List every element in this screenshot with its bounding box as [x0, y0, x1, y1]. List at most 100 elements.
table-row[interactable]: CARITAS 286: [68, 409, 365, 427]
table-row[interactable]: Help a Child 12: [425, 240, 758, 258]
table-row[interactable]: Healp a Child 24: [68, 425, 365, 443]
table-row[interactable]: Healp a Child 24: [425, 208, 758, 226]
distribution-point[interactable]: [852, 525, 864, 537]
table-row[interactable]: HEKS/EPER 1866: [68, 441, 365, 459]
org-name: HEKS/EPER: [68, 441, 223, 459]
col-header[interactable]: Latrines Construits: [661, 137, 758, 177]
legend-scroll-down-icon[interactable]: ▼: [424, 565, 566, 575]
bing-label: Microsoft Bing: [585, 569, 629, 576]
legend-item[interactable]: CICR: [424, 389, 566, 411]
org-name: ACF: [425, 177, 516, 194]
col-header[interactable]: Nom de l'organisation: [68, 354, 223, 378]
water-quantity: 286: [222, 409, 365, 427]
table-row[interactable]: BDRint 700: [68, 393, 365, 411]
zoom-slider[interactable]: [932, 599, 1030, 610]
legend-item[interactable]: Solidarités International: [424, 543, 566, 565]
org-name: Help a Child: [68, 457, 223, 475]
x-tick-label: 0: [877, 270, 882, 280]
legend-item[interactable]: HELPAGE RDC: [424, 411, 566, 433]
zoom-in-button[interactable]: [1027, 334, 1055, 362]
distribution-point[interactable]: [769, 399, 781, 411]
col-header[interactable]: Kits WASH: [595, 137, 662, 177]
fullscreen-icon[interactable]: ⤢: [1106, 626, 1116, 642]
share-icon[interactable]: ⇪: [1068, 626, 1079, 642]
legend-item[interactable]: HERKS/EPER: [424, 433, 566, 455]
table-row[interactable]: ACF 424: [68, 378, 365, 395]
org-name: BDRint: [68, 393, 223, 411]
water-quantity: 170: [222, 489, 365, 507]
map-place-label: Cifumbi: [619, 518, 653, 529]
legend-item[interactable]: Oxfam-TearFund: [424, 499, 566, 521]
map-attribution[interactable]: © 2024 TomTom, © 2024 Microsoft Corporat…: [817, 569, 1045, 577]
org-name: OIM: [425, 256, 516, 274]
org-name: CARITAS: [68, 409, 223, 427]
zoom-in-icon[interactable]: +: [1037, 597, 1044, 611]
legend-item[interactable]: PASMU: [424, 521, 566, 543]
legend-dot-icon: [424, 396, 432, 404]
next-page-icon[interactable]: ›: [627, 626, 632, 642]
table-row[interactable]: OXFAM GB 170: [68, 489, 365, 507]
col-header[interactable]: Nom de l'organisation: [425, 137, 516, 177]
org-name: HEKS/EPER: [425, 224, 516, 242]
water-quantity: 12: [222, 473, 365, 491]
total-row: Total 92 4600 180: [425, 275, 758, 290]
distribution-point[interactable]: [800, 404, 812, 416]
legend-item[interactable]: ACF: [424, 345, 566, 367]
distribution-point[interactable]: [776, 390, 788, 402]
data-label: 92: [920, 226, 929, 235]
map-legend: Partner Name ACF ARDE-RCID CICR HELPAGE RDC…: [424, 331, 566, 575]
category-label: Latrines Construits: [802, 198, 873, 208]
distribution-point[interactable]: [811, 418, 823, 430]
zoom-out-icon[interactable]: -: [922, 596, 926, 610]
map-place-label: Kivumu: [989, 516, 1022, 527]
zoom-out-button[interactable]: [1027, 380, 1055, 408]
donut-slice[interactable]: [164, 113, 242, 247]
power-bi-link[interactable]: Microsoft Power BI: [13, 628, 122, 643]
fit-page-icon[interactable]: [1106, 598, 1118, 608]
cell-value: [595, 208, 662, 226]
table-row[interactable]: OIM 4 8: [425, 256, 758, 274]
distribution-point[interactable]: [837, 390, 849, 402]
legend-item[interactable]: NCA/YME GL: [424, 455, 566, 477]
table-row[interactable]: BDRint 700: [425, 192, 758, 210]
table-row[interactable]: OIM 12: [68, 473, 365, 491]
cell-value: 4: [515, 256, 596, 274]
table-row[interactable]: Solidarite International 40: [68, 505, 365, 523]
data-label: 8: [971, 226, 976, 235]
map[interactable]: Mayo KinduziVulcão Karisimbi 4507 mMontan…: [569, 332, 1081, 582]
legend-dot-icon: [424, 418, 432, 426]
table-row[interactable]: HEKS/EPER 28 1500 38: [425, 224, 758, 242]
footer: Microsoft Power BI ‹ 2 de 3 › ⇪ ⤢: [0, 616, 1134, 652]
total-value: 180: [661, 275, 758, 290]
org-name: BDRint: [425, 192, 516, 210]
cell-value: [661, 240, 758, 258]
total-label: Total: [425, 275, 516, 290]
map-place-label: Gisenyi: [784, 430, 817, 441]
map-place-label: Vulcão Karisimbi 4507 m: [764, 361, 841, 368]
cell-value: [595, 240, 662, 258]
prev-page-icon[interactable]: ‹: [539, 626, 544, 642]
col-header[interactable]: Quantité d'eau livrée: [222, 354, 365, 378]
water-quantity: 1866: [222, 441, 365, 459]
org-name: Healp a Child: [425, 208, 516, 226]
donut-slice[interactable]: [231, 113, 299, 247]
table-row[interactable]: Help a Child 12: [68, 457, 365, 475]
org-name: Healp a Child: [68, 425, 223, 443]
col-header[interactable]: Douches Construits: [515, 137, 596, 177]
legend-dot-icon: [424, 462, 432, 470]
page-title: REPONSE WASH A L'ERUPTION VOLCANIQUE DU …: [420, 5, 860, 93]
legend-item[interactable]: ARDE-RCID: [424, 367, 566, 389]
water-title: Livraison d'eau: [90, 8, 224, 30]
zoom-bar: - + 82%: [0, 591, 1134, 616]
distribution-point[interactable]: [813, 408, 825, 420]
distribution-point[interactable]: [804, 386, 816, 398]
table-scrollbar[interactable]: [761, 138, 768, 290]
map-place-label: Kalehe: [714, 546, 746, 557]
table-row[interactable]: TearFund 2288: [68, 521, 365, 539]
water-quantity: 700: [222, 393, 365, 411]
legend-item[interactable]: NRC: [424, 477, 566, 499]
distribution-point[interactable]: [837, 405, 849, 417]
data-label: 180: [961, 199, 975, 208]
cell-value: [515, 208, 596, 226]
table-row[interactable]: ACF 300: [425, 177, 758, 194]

> _Your task_: Copy every one of the records above line for line, changing nothing.

> _In response_:
List every element in this screenshot with its bounding box as [x0, y0, x1, y1]. List at most 100 elements.
table-row[interactable]: CARITAS 286: [68, 409, 365, 427]
table-row[interactable]: Help a Child 12: [425, 240, 758, 258]
table-row[interactable]: Healp a Child 24: [68, 425, 365, 443]
table-row[interactable]: Healp a Child 24: [425, 208, 758, 226]
distribution-point[interactable]: [852, 525, 864, 537]
table-row[interactable]: HEKS/EPER 1866: [68, 441, 365, 459]
org-name: HEKS/EPER: [68, 441, 223, 459]
col-header[interactable]: Latrines Construits: [661, 137, 758, 177]
legend-scroll-down-icon[interactable]: ▼: [424, 565, 566, 575]
bing-label: Microsoft Bing: [585, 569, 629, 576]
legend-item[interactable]: CICR: [424, 389, 566, 411]
org-name: ACF: [425, 177, 516, 194]
col-header[interactable]: Nom de l'organisation: [68, 354, 223, 378]
water-quantity: 286: [222, 409, 365, 427]
table-row[interactable]: BDRint 700: [68, 393, 365, 411]
zoom-slider[interactable]: [932, 599, 1030, 610]
legend-item[interactable]: Solidarités International: [424, 543, 566, 565]
org-name: Help a Child: [68, 457, 223, 475]
x-tick-label: 0: [877, 270, 882, 280]
legend-item[interactable]: HELPAGE RDC: [424, 411, 566, 433]
zoom-in-button[interactable]: [1027, 334, 1055, 362]
distribution-point[interactable]: [769, 399, 781, 411]
col-header[interactable]: Kits WASH: [595, 137, 662, 177]
fullscreen-icon[interactable]: ⤢: [1106, 626, 1116, 642]
share-icon[interactable]: ⇪: [1068, 626, 1079, 642]
legend-item[interactable]: HERKS/EPER: [424, 433, 566, 455]
table-row[interactable]: ACF 424: [68, 378, 365, 395]
org-name: BDRint: [68, 393, 223, 411]
water-quantity: 170: [222, 489, 365, 507]
map-place-label: Cifumbi: [619, 518, 653, 529]
legend-item[interactable]: Oxfam-TearFund: [424, 499, 566, 521]
map-attribution[interactable]: © 2024 TomTom, © 2024 Microsoft Corporat…: [817, 569, 1045, 577]
org-name: OIM: [425, 256, 516, 274]
org-name: CARITAS: [68, 409, 223, 427]
zoom-in-icon[interactable]: +: [1037, 597, 1044, 611]
legend-item[interactable]: PASMU: [424, 521, 566, 543]
legend-dot-icon: [424, 396, 432, 404]
next-page-icon[interactable]: ›: [627, 626, 632, 642]
table-row[interactable]: OXFAM GB 170: [68, 489, 365, 507]
col-header[interactable]: Nom de l'organisation: [425, 137, 516, 177]
org-name: HEKS/EPER: [425, 224, 516, 242]
water-quantity: 12: [222, 473, 365, 491]
total-row: Total 92 4600 180: [425, 275, 758, 290]
distribution-point[interactable]: [800, 404, 812, 416]
legend-item[interactable]: ACF: [424, 345, 566, 367]
distribution-point[interactable]: [776, 390, 788, 402]
data-label: 92: [920, 226, 929, 235]
map-legend: Partner Name ACF ARDE-RCID CICR HELPAGE RDC…: [424, 331, 566, 575]
category-label: Latrines Construits: [802, 198, 873, 208]
distribution-point[interactable]: [811, 418, 823, 430]
zoom-out-icon[interactable]: -: [922, 596, 926, 610]
map-place-label: Kivumu: [989, 516, 1022, 527]
zoom-out-button[interactable]: [1027, 380, 1055, 408]
donut-slice[interactable]: [164, 113, 242, 247]
power-bi-link[interactable]: Microsoft Power BI: [13, 628, 122, 643]
fit-page-icon[interactable]: [1106, 598, 1118, 608]
cell-value: [595, 208, 662, 226]
table-row[interactable]: OIM 4 8: [425, 256, 758, 274]
distribution-point[interactable]: [837, 390, 849, 402]
legend-item[interactable]: NCA/YME GL: [424, 455, 566, 477]
table-row[interactable]: BDRint 700: [425, 192, 758, 210]
table-row[interactable]: OIM 12: [68, 473, 365, 491]
cell-value: 4: [515, 256, 596, 274]
table-row[interactable]: Solidarite International 40: [68, 505, 365, 523]
data-label: 8: [971, 226, 976, 235]
map[interactable]: Mayo KinduziVulcão Karisimbi 4507 mMontan…: [569, 332, 1081, 582]
legend-dot-icon: [424, 418, 432, 426]
table-row[interactable]: HEKS/EPER 28 1500 38: [425, 224, 758, 242]
footer: Microsoft Power BI ‹ 2 de 3 › ⇪ ⤢: [0, 616, 1134, 652]
total-value: 180: [661, 275, 758, 290]
org-name: BDRint: [425, 192, 516, 210]
cell-value: [661, 240, 758, 258]
total-label: Total: [425, 275, 516, 290]
map-place-label: Gisenyi: [784, 430, 817, 441]
map-place-label: Vulcão Karisimbi 4507 m: [764, 361, 841, 368]
cell-value: [595, 240, 662, 258]
prev-page-icon[interactable]: ‹: [539, 626, 544, 642]
col-header[interactable]: Quantité d'eau livrée: [222, 354, 365, 378]
water-quantity: 1866: [222, 441, 365, 459]
org-name: Healp a Child: [425, 208, 516, 226]
donut-slice[interactable]: [231, 113, 299, 247]
table-row[interactable]: Help a Child 12: [68, 457, 365, 475]
org-name: Healp a Child: [68, 425, 223, 443]
col-header[interactable]: Douches Construits: [515, 137, 596, 177]
legend-dot-icon: [424, 462, 432, 470]
page-title: REPONSE WASH A L'ERUPTION VOLCANIQUE DU …: [420, 5, 860, 93]
legend-item[interactable]: ARDE-RCID: [424, 367, 566, 389]
water-title: Livraison d'eau: [90, 8, 224, 30]
zoom-bar: - + 82%: [0, 591, 1134, 616]
distribution-point[interactable]: [813, 408, 825, 420]
distribution-point[interactable]: [804, 386, 816, 398]
table-scrollbar[interactable]: [761, 138, 768, 290]
map-place-label: Kalehe: [714, 546, 746, 557]
table-row[interactable]: TearFund 2288: [68, 521, 365, 539]
water-quantity: 700: [222, 393, 365, 411]
legend-item[interactable]: NRC: [424, 477, 566, 499]
distribution-point[interactable]: [837, 405, 849, 417]
data-label: 180: [961, 199, 975, 208]
cell-value: [515, 208, 596, 226]
table-row[interactable]: ACF 300: [425, 177, 758, 194]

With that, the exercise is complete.